## Start Given entries

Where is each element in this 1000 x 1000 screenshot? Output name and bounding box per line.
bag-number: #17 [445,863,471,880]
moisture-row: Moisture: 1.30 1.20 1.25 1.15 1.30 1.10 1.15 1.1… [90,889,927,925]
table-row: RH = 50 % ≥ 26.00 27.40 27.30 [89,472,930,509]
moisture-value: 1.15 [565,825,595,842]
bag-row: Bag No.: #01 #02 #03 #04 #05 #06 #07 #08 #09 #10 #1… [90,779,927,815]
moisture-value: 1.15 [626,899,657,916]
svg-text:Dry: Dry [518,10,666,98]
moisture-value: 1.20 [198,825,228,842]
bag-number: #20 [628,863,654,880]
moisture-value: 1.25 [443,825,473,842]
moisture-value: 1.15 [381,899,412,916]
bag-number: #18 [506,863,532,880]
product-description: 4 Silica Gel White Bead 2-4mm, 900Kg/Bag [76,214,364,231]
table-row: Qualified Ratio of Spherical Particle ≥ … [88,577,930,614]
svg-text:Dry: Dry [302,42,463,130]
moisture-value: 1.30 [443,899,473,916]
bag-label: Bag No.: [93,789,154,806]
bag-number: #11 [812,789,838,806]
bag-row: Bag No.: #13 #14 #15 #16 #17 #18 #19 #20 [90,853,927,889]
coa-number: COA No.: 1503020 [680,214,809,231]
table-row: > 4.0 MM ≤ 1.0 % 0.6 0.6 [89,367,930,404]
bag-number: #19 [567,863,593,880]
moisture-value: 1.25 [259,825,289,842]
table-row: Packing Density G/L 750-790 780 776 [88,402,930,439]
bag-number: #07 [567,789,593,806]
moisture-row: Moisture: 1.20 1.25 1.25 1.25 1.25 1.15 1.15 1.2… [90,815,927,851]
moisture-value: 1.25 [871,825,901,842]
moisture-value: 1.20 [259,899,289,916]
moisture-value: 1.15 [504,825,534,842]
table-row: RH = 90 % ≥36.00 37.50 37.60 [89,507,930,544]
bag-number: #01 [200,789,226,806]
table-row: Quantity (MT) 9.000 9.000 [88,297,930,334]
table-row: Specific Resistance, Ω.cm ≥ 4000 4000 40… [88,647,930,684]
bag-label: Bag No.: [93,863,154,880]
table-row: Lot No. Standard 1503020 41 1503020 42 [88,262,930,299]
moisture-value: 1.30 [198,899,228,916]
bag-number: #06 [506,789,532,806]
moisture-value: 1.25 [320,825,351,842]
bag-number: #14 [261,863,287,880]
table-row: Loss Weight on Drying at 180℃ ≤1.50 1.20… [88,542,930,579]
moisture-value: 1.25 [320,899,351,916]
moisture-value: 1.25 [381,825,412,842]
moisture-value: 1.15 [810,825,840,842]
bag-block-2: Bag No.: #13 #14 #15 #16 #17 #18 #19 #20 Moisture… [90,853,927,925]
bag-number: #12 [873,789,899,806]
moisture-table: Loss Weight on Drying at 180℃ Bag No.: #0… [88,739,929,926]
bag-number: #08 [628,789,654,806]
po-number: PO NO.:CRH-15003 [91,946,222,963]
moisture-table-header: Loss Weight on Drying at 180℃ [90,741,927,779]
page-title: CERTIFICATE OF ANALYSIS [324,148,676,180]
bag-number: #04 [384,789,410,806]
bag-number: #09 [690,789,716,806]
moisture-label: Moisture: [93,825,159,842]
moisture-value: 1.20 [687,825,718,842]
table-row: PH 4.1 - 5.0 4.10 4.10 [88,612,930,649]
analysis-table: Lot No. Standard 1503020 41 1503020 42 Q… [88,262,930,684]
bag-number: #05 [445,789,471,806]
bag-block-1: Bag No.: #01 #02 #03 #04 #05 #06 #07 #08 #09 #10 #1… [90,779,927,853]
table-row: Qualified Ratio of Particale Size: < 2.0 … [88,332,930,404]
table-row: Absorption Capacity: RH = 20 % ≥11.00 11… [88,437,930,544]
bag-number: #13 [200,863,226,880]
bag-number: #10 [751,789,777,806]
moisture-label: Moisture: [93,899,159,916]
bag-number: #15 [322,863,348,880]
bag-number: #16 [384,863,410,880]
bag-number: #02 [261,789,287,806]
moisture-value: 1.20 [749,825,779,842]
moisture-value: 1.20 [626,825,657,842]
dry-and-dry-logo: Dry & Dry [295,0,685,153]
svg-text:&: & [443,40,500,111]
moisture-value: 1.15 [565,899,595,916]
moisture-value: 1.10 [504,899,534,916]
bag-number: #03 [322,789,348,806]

## End Given entries

Set task: List each line in the data above that contains the string "text", treating uppercase and lowercase as different.

Solved exercise:
svg-text:Dry: Dry [518,10,666,98]
svg-text:Dry: Dry [302,42,463,130]
svg-text:&: & [443,40,500,111]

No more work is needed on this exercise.